(Records that describe figures)

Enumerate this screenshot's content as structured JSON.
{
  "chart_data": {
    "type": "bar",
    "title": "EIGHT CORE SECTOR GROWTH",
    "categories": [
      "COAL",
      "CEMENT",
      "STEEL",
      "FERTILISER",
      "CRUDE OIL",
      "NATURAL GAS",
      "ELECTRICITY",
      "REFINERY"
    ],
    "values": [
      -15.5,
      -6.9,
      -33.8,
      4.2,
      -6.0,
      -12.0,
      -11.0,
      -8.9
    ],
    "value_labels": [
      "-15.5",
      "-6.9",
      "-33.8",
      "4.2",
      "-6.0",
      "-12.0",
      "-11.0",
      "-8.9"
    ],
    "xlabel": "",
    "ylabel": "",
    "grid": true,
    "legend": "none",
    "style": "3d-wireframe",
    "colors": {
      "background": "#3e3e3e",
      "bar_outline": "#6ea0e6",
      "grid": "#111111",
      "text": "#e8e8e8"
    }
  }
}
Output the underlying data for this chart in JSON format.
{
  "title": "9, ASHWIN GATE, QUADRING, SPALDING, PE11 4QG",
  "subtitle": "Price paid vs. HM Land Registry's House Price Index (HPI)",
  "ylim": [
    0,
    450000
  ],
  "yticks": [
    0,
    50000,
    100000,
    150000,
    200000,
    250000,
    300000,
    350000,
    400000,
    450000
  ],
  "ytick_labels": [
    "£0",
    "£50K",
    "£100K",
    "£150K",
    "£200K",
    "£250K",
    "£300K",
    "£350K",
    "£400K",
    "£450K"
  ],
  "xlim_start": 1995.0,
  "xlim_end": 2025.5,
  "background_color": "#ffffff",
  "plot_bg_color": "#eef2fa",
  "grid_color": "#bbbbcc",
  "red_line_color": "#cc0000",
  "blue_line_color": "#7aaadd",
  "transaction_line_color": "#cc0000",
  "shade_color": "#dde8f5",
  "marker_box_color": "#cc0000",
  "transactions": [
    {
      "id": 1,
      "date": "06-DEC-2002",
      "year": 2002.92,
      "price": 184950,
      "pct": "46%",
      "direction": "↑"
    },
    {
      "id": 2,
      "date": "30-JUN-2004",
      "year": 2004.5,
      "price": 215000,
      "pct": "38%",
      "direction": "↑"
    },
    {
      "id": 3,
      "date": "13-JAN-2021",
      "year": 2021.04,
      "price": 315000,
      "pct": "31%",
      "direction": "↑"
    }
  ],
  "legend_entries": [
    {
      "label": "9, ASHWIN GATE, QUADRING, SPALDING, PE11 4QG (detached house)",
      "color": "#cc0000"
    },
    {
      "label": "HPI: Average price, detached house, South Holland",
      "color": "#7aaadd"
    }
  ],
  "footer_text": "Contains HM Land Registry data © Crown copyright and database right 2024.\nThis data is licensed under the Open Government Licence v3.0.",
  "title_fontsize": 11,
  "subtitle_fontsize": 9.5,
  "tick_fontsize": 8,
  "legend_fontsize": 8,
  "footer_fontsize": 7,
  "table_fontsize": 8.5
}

■ Directions for this task ■
Extract the complete set of records unchanged.

■ Result below ■
Enumerate this screenshot's content as structured JSON.
{
  "chart_data": {
    "type": "bar",
    "title": "EIGHT CORE SECTOR GROWTH",
    "categories": [
      "COAL",
      "CEMENT",
      "STEEL",
      "FERTILISER",
      "CRUDE OIL",
      "NATURAL GAS",
      "ELECTRICITY",
      "REFINERY"
    ],
    "values": [
      -15.5,
      -6.9,
      -33.8,
      4.2,
      -6.0,
      -12.0,
      -11.0,
      -8.9
    ],
    "value_labels": [
      "-15.5",
      "-6.9",
      "-33.8",
      "4.2",
      "-6.0",
      "-12.0",
      "-11.0",
      "-8.9"
    ],
    "xlabel": "",
    "ylabel": "",
    "grid": true,
    "legend": "none",
    "style": "3d-wireframe",
    "colors": {
      "background": "#3e3e3e",
      "bar_outline": "#6ea0e6",
      "grid": "#111111",
      "text": "#e8e8e8"
    }
  }
}
Output the underlying data for this chart in JSON format.
{
  "title": "9, ASHWIN GATE, QUADRING, SPALDING, PE11 4QG",
  "subtitle": "Price paid vs. HM Land Registry's House Price Index (HPI)",
  "ylim": [
    0,
    450000
  ],
  "yticks": [
    0,
    50000,
    100000,
    150000,
    200000,
    250000,
    300000,
    350000,
    400000,
    450000
  ],
  "ytick_labels": [
    "£0",
    "£50K",
    "£100K",
    "£150K",
    "£200K",
    "£250K",
    "£300K",
    "£350K",
    "£400K",
    "£450K"
  ],
  "xlim_start": 1995.0,
  "xlim_end": 2025.5,
  "background_color": "#ffffff",
  "plot_bg_color": "#eef2fa",
  "grid_color": "#bbbbcc",
  "red_line_color": "#cc0000",
  "blue_line_color": "#7aaadd",
  "transaction_line_color": "#cc0000",
  "shade_color": "#dde8f5",
  "marker_box_color": "#cc0000",
  "transactions": [
    {
      "id": 1,
      "date": "06-DEC-2002",
      "year": 2002.92,
      "price": 184950,
      "pct": "46%",
      "direction": "↑"
    },
    {
      "id": 2,
      "date": "30-JUN-2004",
      "year": 2004.5,
      "price": 215000,
      "pct": "38%",
      "direction": "↑"
    },
    {
      "id": 3,
      "date": "13-JAN-2021",
      "year": 2021.04,
      "price": 315000,
      "pct": "31%",
      "direction": "↑"
    }
  ],
  "legend_entries": [
    {
      "label": "9, ASHWIN GATE, QUADRING, SPALDING, PE11 4QG (detached house)",
      "color": "#cc0000"
    },
    {
      "label": "HPI: Average price, detached house, South Holland",
      "color": "#7aaadd"
    }
  ],
  "footer_text": "Contains HM Land Registry data © Crown copyright and database right 2024.\nThis data is licensed under the Open Government Licence v3.0.",
  "title_fontsize": 11,
  "subtitle_fontsize": 9.5,
  "tick_fontsize": 8,
  "legend_fontsize": 8,
  "footer_fontsize": 7,
  "table_fontsize": 8.5
}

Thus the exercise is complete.